Extract every line between the one with "What text is on this page?" and the end of the entries, both included, word for word and free of pictures.
--- START ---
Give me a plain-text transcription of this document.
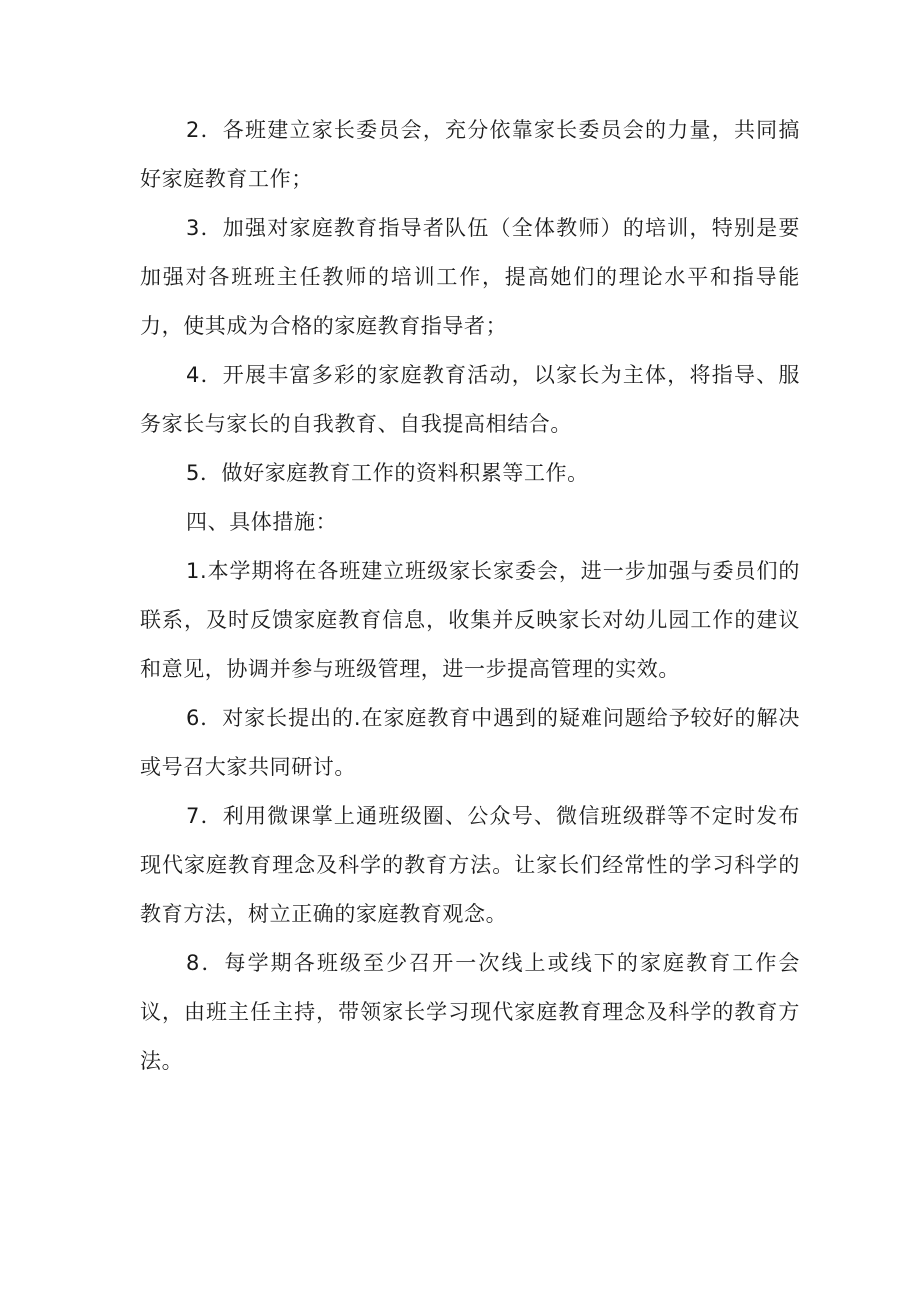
2．各班建立家长委员会，充分依靠家长委员会的力量，共同搞好家庭教育工作；

3．加强对家庭教育指导者队伍（全体教师）的培训，特别是要加强对各班班主任教师的培训工作，提高她们的理论水平和指导能力，使其成为合格的家庭教育指导者；

4．开展丰富多彩的家庭教育活动，以家长为主体，将指导、服务家长与家长的自我教育、自我提高相结合。

5．做好家庭教育工作的资料积累等工作。

四、具体措施：

1.本学期将在各班建立班级家长家委会，进一步加强与委员们的联系，及时反馈家庭教育信息，收集并反映家长对幼儿园工作的建议和意见，协调并参与班级管理，进一步提高管理的实效。

6．对家长提出的.在家庭教育中遇到的疑难问题给予较好的解决或号召大家共同研讨。

7．利用微课掌上通班级圈、公众号、微信班级群等不定时发布现代家庭教育理念及科学的教育方法。让家长们经常性的学习科学的教育方法，树立正确的家庭教育观念。

8．每学期各班级至少召开一次线上或线下的家庭教育工作会议，由班主任主持，带领家长学习现代家庭教育理念及科学的教育方法。
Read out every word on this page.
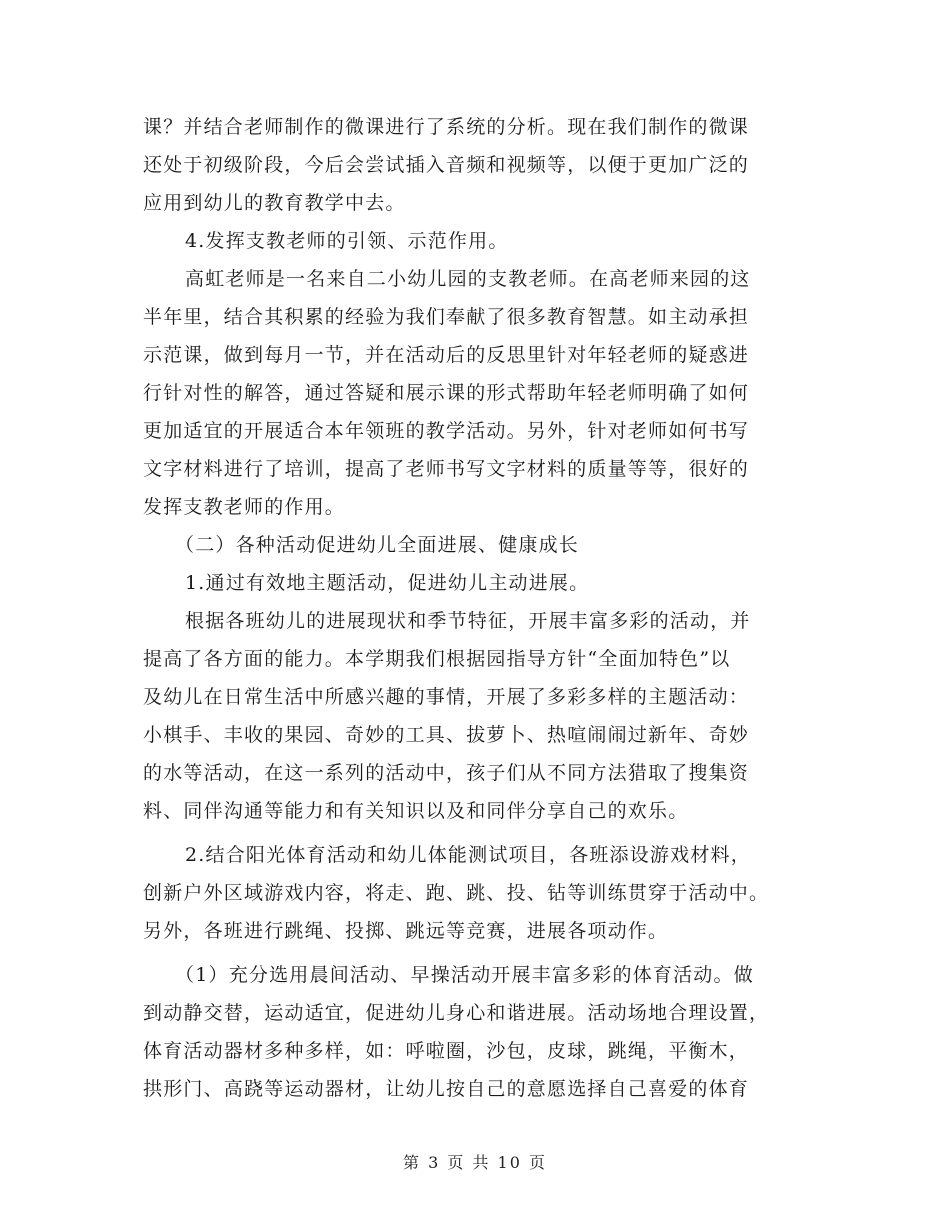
课？并结合老师制作的微课进行了系统的分析。现在我们制作的微课
还处于初级阶段，今后会尝试插入音频和视频等，以便于更加广泛的
应用到幼儿的教育教学中去。
4.发挥支教老师的引领、示范作用。
高虹老师是一名来自二小幼儿园的支教老师。在高老师来园的这
半年里，结合其积累的经验为我们奉献了很多教育智慧。如主动承担
示范课，做到每月一节，并在活动后的反思里针对年轻老师的疑惑进
行针对性的解答，通过答疑和展示课的形式帮助年轻老师明确了如何
更加适宜的开展适合本年领班的教学活动。另外，针对老师如何书写
文字材料进行了培训，提高了老师书写文字材料的质量等等，很好的
发挥支教老师的作用。
（二）各种活动促进幼儿全面进展、健康成长
1.通过有效地主题活动，促进幼儿主动进展。
根据各班幼儿的进展现状和季节特征，开展丰富多彩的活动，并
提高了各方面的能力。本学期我们根据园指导方针“全面加特色”以
及幼儿在日常生活中所感兴趣的事情，开展了多彩多样的主题活动：
小棋手、丰收的果园、奇妙的工具、拔萝卜、热喧闹闹过新年、奇妙
的水等活动，在这一系列的活动中，孩子们从不同方法猎取了搜集资
料、同伴沟通等能力和有关知识以及和同伴分享自己的欢乐。
2.结合阳光体育活动和幼儿体能测试项目，各班添设游戏材料，
创新户外区域游戏内容，将走、跑、跳、投、钻等训练贯穿于活动中。
另外，各班进行跳绳、投掷、跳远等竞赛，进展各项动作。
（1）充分选用晨间活动、早操活动开展丰富多彩的体育活动。做
到动静交替，运动适宜，促进幼儿身心和谐进展。活动场地合理设置，
体育活动器材多种多样，如：呼啦圈，沙包，皮球，跳绳，平衡木，
拱形门、高跷等运动器材，让幼儿按自己的意愿选择自己喜爱的体育
第 3 页 共 10 页
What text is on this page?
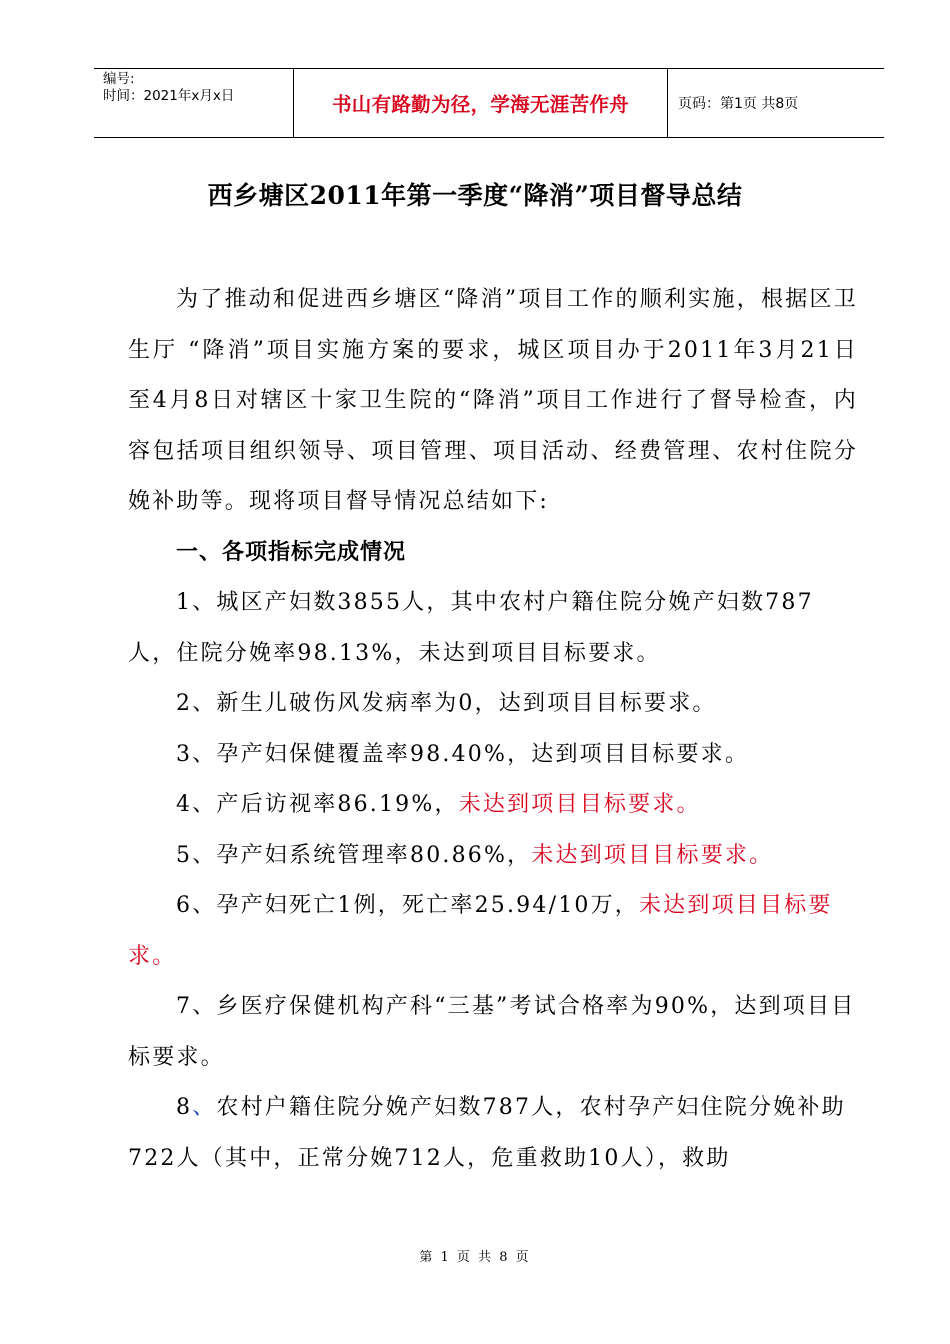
编号:
时间：2021年x月x日	书山有路勤为径，学海无涯苦作舟	页码：第1页 共8页
西乡塘区2011年第一季度“降消”项目督导总结

为了推动和促进西乡塘区“降消”项目工作的顺利实施，根据区卫生厅 “降消”项目实施方案的要求，城区项目办于2011年3月21日至4月8日对辖区十家卫生院的“降消”项目工作进行了督导检查，内容包括项目组织领导、项目管理、项目活动、经费管理、农村住院分娩补助等。现将项目督导情况总结如下:

一、各项指标完成情况

1、城区产妇数3855人，其中农村户籍住院分娩产妇数787人，住院分娩率98.13%，未达到项目目标要求。

2、新生儿破伤风发病率为0，达到项目目标要求。

3、孕产妇保健覆盖率98.40%，达到项目目标要求。

4、产后访视率86.19%，未达到项目目标要求。

5、孕产妇系统管理率80.86%，未达到项目目标要求。

6、孕产妇死亡1例，死亡率25.94/10万，未达到项目目标要求。

7、乡医疗保健机构产科“三基”考试合格率为90%，达到项目目标要求。

8、农村户籍住院分娩产妇数787人，农村孕产妇住院分娩补助722人（其中，正常分娩712人，危重救助10人），救助

第 1 页 共 8 页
--- END ---
FINISHED EXERCISE —
What text is on this page?
编号:
时间：2021年x月x日	书山有路勤为径，学海无涯苦作舟	页码：第1页 共8页
西乡塘区2011年第一季度“降消”项目督导总结

为了推动和促进西乡塘区“降消”项目工作的顺利实施，根据区卫生厅 “降消”项目实施方案的要求，城区项目办于2011年3月21日至4月8日对辖区十家卫生院的“降消”项目工作进行了督导检查，内容包括项目组织领导、项目管理、项目活动、经费管理、农村住院分娩补助等。现将项目督导情况总结如下:

一、各项指标完成情况

1、城区产妇数3855人，其中农村户籍住院分娩产妇数787人，住院分娩率98.13%，未达到项目目标要求。

2、新生儿破伤风发病率为0，达到项目目标要求。

3、孕产妇保健覆盖率98.40%，达到项目目标要求。

4、产后访视率86.19%，未达到项目目标要求。

5、孕产妇系统管理率80.86%，未达到项目目标要求。

6、孕产妇死亡1例，死亡率25.94/10万，未达到项目目标要求。

7、乡医疗保健机构产科“三基”考试合格率为90%，达到项目目标要求。

8、农村户籍住院分娩产妇数787人，农村孕产妇住院分娩补助722人（其中，正常分娩712人，危重救助10人），救助

第 1 页 共 8 页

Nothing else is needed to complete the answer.